_WHAT TO WORK ON_
Write out every record in full, exactly as written, please.

### GIVEN INFORMATION ###

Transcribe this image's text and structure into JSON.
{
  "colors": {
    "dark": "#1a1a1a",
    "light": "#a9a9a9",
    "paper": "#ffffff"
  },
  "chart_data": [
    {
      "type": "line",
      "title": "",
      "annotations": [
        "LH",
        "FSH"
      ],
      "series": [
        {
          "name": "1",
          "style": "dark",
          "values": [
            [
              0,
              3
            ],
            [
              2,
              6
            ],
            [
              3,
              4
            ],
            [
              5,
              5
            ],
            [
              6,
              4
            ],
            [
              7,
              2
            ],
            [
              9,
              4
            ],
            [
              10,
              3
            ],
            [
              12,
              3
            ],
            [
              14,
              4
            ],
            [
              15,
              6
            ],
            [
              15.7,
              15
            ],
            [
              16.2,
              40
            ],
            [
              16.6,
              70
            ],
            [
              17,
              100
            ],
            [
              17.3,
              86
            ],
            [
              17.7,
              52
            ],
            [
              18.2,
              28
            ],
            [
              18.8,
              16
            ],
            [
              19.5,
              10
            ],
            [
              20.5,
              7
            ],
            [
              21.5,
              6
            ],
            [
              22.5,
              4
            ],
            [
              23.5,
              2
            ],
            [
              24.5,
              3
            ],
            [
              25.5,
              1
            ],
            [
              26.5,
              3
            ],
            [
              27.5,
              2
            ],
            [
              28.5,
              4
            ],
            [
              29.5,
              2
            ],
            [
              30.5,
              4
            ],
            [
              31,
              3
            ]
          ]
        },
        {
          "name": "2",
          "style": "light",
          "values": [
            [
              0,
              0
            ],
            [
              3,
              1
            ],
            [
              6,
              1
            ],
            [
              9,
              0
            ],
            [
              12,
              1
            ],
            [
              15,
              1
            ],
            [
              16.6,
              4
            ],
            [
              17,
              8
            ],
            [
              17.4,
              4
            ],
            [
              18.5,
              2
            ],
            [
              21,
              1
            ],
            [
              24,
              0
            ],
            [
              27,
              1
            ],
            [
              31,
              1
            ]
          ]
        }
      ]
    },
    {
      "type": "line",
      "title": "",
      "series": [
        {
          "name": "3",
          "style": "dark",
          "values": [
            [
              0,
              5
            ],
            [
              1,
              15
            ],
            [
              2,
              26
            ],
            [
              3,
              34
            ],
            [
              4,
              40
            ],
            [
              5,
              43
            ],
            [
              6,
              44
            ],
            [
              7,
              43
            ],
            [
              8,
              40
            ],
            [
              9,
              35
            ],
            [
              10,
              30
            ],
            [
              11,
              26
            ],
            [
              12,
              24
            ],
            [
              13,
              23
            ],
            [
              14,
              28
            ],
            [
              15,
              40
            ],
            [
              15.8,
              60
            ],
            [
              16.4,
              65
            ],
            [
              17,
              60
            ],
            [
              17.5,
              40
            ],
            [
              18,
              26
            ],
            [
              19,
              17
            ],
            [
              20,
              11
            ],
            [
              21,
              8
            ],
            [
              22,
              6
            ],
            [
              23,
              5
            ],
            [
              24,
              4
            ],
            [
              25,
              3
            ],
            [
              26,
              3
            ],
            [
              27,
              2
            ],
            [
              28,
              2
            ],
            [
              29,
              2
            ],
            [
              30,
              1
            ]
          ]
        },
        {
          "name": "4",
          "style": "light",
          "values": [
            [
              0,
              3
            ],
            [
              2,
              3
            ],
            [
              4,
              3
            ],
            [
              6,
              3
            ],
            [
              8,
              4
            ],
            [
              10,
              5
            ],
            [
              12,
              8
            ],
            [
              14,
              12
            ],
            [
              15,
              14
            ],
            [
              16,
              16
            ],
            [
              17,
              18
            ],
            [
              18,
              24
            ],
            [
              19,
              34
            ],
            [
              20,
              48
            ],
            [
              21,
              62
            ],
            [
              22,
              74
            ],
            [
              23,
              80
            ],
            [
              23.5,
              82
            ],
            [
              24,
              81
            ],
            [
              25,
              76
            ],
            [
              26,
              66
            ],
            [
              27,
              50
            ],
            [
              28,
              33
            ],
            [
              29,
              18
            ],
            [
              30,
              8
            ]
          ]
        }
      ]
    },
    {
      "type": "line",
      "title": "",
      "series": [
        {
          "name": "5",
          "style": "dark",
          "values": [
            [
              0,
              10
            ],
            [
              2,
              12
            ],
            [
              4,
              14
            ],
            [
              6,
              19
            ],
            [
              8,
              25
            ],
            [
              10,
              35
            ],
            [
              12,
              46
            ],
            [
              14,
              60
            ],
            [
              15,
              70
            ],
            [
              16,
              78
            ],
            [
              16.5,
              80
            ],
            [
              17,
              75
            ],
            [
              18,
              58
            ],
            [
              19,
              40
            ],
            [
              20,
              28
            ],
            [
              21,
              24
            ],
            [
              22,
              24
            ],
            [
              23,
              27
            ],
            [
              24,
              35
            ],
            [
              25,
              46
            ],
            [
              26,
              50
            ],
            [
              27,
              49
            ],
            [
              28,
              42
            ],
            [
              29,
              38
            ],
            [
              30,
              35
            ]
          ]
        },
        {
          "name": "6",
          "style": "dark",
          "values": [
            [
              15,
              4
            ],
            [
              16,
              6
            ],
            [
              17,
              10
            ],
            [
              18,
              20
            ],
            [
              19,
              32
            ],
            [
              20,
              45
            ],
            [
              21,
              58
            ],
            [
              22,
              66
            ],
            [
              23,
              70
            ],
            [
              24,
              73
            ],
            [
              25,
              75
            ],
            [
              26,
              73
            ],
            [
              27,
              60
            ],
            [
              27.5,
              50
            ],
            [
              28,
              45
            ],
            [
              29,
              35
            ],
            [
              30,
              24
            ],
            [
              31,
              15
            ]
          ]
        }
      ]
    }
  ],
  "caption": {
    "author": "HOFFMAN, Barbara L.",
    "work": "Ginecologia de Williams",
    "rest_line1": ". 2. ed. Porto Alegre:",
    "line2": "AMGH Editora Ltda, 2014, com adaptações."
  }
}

###

_ANSWER FOR THE TASK_
Transcribe this image's text and structure into JSON.
{
  "colors": {
    "dark": "#1a1a1a",
    "light": "#a9a9a9",
    "paper": "#ffffff"
  },
  "chart_data": [
    {
      "type": "line",
      "title": "",
      "annotations": [
        "LH",
        "FSH"
      ],
      "series": [
        {
          "name": "1",
          "style": "dark",
          "values": [
            [
              0,
              3
            ],
            [
              2,
              6
            ],
            [
              3,
              4
            ],
            [
              5,
              5
            ],
            [
              6,
              4
            ],
            [
              7,
              2
            ],
            [
              9,
              4
            ],
            [
              10,
              3
            ],
            [
              12,
              3
            ],
            [
              14,
              4
            ],
            [
              15,
              6
            ],
            [
              15.7,
              15
            ],
            [
              16.2,
              40
            ],
            [
              16.6,
              70
            ],
            [
              17,
              100
            ],
            [
              17.3,
              86
            ],
            [
              17.7,
              52
            ],
            [
              18.2,
              28
            ],
            [
              18.8,
              16
            ],
            [
              19.5,
              10
            ],
            [
              20.5,
              7
            ],
            [
              21.5,
              6
            ],
            [
              22.5,
              4
            ],
            [
              23.5,
              2
            ],
            [
              24.5,
              3
            ],
            [
              25.5,
              1
            ],
            [
              26.5,
              3
            ],
            [
              27.5,
              2
            ],
            [
              28.5,
              4
            ],
            [
              29.5,
              2
            ],
            [
              30.5,
              4
            ],
            [
              31,
              3
            ]
          ]
        },
        {
          "name": "2",
          "style": "light",
          "values": [
            [
              0,
              0
            ],
            [
              3,
              1
            ],
            [
              6,
              1
            ],
            [
              9,
              0
            ],
            [
              12,
              1
            ],
            [
              15,
              1
            ],
            [
              16.6,
              4
            ],
            [
              17,
              8
            ],
            [
              17.4,
              4
            ],
            [
              18.5,
              2
            ],
            [
              21,
              1
            ],
            [
              24,
              0
            ],
            [
              27,
              1
            ],
            [
              31,
              1
            ]
          ]
        }
      ]
    },
    {
      "type": "line",
      "title": "",
      "series": [
        {
          "name": "3",
          "style": "dark",
          "values": [
            [
              0,
              5
            ],
            [
              1,
              15
            ],
            [
              2,
              26
            ],
            [
              3,
              34
            ],
            [
              4,
              40
            ],
            [
              5,
              43
            ],
            [
              6,
              44
            ],
            [
              7,
              43
            ],
            [
              8,
              40
            ],
            [
              9,
              35
            ],
            [
              10,
              30
            ],
            [
              11,
              26
            ],
            [
              12,
              24
            ],
            [
              13,
              23
            ],
            [
              14,
              28
            ],
            [
              15,
              40
            ],
            [
              15.8,
              60
            ],
            [
              16.4,
              65
            ],
            [
              17,
              60
            ],
            [
              17.5,
              40
            ],
            [
              18,
              26
            ],
            [
              19,
              17
            ],
            [
              20,
              11
            ],
            [
              21,
              8
            ],
            [
              22,
              6
            ],
            [
              23,
              5
            ],
            [
              24,
              4
            ],
            [
              25,
              3
            ],
            [
              26,
              3
            ],
            [
              27,
              2
            ],
            [
              28,
              2
            ],
            [
              29,
              2
            ],
            [
              30,
              1
            ]
          ]
        },
        {
          "name": "4",
          "style": "light",
          "values": [
            [
              0,
              3
            ],
            [
              2,
              3
            ],
            [
              4,
              3
            ],
            [
              6,
              3
            ],
            [
              8,
              4
            ],
            [
              10,
              5
            ],
            [
              12,
              8
            ],
            [
              14,
              12
            ],
            [
              15,
              14
            ],
            [
              16,
              16
            ],
            [
              17,
              18
            ],
            [
              18,
              24
            ],
            [
              19,
              34
            ],
            [
              20,
              48
            ],
            [
              21,
              62
            ],
            [
              22,
              74
            ],
            [
              23,
              80
            ],
            [
              23.5,
              82
            ],
            [
              24,
              81
            ],
            [
              25,
              76
            ],
            [
              26,
              66
            ],
            [
              27,
              50
            ],
            [
              28,
              33
            ],
            [
              29,
              18
            ],
            [
              30,
              8
            ]
          ]
        }
      ]
    },
    {
      "type": "line",
      "title": "",
      "series": [
        {
          "name": "5",
          "style": "dark",
          "values": [
            [
              0,
              10
            ],
            [
              2,
              12
            ],
            [
              4,
              14
            ],
            [
              6,
              19
            ],
            [
              8,
              25
            ],
            [
              10,
              35
            ],
            [
              12,
              46
            ],
            [
              14,
              60
            ],
            [
              15,
              70
            ],
            [
              16,
              78
            ],
            [
              16.5,
              80
            ],
            [
              17,
              75
            ],
            [
              18,
              58
            ],
            [
              19,
              40
            ],
            [
              20,
              28
            ],
            [
              21,
              24
            ],
            [
              22,
              24
            ],
            [
              23,
              27
            ],
            [
              24,
              35
            ],
            [
              25,
              46
            ],
            [
              26,
              50
            ],
            [
              27,
              49
            ],
            [
              28,
              42
            ],
            [
              29,
              38
            ],
            [
              30,
              35
            ]
          ]
        },
        {
          "name": "6",
          "style": "dark",
          "values": [
            [
              15,
              4
            ],
            [
              16,
              6
            ],
            [
              17,
              10
            ],
            [
              18,
              20
            ],
            [
              19,
              32
            ],
            [
              20,
              45
            ],
            [
              21,
              58
            ],
            [
              22,
              66
            ],
            [
              23,
              70
            ],
            [
              24,
              73
            ],
            [
              25,
              75
            ],
            [
              26,
              73
            ],
            [
              27,
              60
            ],
            [
              27.5,
              50
            ],
            [
              28,
              45
            ],
            [
              29,
              35
            ],
            [
              30,
              24
            ],
            [
              31,
              15
            ]
          ]
        }
      ]
    }
  ],
  "caption": {
    "author": "HOFFMAN, Barbara L.",
    "work": "Ginecologia de Williams",
    "rest_line1": ". 2. ed. Porto Alegre:",
    "line2": "AMGH Editora Ltda, 2014, com adaptações."
  }
}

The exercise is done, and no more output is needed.